* REQUEST:
Give the total number of lines with the word "general" in them, and no other words.

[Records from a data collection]
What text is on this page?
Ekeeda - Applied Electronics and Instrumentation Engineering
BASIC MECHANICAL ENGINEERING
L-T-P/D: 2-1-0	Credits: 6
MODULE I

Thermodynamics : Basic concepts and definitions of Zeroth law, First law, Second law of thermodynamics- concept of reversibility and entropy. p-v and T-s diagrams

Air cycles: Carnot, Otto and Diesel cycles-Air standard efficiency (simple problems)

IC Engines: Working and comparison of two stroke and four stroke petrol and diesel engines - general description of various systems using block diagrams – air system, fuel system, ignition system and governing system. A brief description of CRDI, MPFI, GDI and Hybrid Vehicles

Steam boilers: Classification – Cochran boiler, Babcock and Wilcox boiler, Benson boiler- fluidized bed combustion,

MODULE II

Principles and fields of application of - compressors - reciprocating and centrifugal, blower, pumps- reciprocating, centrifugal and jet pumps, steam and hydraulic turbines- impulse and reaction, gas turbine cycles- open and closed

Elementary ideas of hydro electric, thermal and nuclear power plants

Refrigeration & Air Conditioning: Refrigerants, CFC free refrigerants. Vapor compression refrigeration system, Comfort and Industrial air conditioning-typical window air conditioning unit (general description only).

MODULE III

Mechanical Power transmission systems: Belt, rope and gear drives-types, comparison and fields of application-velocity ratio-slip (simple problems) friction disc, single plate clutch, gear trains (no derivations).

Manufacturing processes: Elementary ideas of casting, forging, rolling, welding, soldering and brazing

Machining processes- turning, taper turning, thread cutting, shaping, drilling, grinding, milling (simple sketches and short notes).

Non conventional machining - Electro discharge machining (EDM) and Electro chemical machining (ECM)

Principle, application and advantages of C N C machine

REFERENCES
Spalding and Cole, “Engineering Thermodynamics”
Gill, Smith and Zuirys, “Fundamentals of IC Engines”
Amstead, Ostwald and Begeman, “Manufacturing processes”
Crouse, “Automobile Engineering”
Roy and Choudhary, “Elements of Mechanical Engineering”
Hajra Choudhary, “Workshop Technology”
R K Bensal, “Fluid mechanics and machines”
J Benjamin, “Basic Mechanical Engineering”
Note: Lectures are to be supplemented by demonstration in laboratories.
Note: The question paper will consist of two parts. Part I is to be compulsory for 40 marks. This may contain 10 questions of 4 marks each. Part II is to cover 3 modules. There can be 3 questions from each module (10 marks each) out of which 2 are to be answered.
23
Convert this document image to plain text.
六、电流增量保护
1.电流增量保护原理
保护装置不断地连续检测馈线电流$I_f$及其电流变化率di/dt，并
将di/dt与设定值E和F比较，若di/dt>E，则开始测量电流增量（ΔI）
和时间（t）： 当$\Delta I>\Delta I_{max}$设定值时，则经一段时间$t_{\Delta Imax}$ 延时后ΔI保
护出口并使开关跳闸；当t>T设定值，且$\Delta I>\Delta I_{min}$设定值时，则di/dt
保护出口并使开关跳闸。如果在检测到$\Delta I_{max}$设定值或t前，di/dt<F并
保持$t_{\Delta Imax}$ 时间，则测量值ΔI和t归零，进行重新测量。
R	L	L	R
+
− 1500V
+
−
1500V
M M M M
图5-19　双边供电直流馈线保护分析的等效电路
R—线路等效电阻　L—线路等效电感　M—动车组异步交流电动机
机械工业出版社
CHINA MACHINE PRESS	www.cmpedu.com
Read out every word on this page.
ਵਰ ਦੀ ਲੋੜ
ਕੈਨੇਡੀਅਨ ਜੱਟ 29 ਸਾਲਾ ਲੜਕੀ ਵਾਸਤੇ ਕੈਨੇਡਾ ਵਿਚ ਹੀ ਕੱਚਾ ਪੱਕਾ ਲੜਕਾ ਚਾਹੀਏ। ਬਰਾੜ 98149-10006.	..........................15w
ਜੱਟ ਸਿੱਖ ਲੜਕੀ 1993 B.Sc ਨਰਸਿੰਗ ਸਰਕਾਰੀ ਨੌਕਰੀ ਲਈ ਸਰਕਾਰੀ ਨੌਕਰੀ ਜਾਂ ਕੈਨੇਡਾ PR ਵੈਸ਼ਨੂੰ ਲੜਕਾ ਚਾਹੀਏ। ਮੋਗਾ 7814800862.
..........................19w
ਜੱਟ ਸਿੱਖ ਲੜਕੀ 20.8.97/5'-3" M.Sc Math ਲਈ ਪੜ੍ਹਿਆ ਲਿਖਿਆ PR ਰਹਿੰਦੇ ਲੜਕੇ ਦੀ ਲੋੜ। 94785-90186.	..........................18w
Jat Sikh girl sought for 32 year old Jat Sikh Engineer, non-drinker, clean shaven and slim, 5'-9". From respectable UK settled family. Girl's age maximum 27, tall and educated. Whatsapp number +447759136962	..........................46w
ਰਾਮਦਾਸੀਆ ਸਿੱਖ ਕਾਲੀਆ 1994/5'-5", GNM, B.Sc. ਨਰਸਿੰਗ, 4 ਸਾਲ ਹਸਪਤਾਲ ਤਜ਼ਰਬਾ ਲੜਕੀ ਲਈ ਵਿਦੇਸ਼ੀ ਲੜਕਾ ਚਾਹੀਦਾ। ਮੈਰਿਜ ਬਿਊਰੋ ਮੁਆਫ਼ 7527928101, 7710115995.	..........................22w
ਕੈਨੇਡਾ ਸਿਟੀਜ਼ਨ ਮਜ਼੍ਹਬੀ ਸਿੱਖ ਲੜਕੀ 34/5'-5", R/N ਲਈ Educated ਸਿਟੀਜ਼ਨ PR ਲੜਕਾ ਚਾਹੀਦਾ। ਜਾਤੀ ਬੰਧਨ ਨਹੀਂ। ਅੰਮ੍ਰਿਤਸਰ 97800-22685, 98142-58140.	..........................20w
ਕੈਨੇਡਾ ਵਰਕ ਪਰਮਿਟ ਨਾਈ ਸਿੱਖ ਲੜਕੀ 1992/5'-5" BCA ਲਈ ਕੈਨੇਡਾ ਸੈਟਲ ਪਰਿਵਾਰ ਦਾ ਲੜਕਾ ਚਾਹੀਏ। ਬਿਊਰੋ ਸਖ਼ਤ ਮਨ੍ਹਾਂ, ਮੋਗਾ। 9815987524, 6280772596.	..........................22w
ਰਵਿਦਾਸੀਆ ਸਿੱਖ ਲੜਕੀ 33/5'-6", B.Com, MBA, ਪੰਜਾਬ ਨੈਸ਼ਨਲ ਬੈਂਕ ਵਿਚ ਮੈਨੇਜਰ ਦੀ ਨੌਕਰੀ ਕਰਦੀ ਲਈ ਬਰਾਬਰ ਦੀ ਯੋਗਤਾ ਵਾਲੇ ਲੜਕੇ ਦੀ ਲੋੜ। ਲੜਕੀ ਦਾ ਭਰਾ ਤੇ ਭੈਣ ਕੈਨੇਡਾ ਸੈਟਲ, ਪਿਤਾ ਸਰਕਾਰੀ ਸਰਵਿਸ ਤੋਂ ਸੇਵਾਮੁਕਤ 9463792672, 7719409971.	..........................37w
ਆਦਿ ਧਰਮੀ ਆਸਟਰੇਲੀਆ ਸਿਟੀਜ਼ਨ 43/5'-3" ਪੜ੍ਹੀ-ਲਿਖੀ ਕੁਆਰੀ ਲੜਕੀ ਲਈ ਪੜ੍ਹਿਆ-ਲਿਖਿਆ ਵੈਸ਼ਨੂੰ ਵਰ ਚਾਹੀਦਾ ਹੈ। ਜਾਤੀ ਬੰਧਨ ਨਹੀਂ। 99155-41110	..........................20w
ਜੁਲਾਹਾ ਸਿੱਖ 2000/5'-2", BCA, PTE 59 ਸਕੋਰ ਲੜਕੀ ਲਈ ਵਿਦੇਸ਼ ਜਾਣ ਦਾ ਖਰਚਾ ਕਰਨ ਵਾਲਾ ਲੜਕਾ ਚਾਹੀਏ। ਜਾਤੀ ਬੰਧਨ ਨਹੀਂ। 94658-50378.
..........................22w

* ANSWER TO THE PROBLEM:
2